» REQUIREMENTS:
Your task is to write out the complete listing exactly as it is shown.

(Records from a data source)
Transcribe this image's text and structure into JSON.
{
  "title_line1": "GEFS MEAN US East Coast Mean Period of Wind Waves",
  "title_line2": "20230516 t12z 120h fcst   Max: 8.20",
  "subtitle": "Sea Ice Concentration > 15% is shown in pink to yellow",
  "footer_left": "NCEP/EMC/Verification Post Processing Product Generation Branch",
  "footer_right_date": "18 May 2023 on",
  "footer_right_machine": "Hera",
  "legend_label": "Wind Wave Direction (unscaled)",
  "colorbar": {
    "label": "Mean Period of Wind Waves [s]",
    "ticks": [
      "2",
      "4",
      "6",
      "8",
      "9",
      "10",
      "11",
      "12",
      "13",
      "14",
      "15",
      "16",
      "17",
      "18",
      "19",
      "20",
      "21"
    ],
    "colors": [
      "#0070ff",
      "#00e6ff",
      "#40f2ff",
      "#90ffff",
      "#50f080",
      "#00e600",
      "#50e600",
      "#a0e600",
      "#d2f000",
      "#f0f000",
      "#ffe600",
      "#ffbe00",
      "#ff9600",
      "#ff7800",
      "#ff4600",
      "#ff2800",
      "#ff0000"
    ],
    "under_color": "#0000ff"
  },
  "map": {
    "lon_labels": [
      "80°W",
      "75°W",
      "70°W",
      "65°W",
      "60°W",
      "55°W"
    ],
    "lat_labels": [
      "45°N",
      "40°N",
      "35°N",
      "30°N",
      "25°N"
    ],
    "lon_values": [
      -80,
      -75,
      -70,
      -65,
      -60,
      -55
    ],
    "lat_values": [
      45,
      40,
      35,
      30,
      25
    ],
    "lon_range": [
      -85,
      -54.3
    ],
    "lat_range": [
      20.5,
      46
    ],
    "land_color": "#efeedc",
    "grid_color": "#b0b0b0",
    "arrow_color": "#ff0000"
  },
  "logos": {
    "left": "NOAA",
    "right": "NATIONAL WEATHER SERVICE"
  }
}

» SOLUTION TO THIS PROBLEM:
Transcribe this image's text and structure into JSON.
{
  "title_line1": "GEFS MEAN US East Coast Mean Period of Wind Waves",
  "title_line2": "20230516 t12z 120h fcst   Max: 8.20",
  "subtitle": "Sea Ice Concentration > 15% is shown in pink to yellow",
  "footer_left": "NCEP/EMC/Verification Post Processing Product Generation Branch",
  "footer_right_date": "18 May 2023 on",
  "footer_right_machine": "Hera",
  "legend_label": "Wind Wave Direction (unscaled)",
  "colorbar": {
    "label": "Mean Period of Wind Waves [s]",
    "ticks": [
      "2",
      "4",
      "6",
      "8",
      "9",
      "10",
      "11",
      "12",
      "13",
      "14",
      "15",
      "16",
      "17",
      "18",
      "19",
      "20",
      "21"
    ],
    "colors": [
      "#0070ff",
      "#00e6ff",
      "#40f2ff",
      "#90ffff",
      "#50f080",
      "#00e600",
      "#50e600",
      "#a0e600",
      "#d2f000",
      "#f0f000",
      "#ffe600",
      "#ffbe00",
      "#ff9600",
      "#ff7800",
      "#ff4600",
      "#ff2800",
      "#ff0000"
    ],
    "under_color": "#0000ff"
  },
  "map": {
    "lon_labels": [
      "80°W",
      "75°W",
      "70°W",
      "65°W",
      "60°W",
      "55°W"
    ],
    "lat_labels": [
      "45°N",
      "40°N",
      "35°N",
      "30°N",
      "25°N"
    ],
    "lon_values": [
      -80,
      -75,
      -70,
      -65,
      -60,
      -55
    ],
    "lat_values": [
      45,
      40,
      35,
      30,
      25
    ],
    "lon_range": [
      -85,
      -54.3
    ],
    "lat_range": [
      20.5,
      46
    ],
    "land_color": "#efeedc",
    "grid_color": "#b0b0b0",
    "arrow_color": "#ff0000"
  },
  "logos": {
    "left": "NOAA",
    "right": "NATIONAL WEATHER SERVICE"
  }
}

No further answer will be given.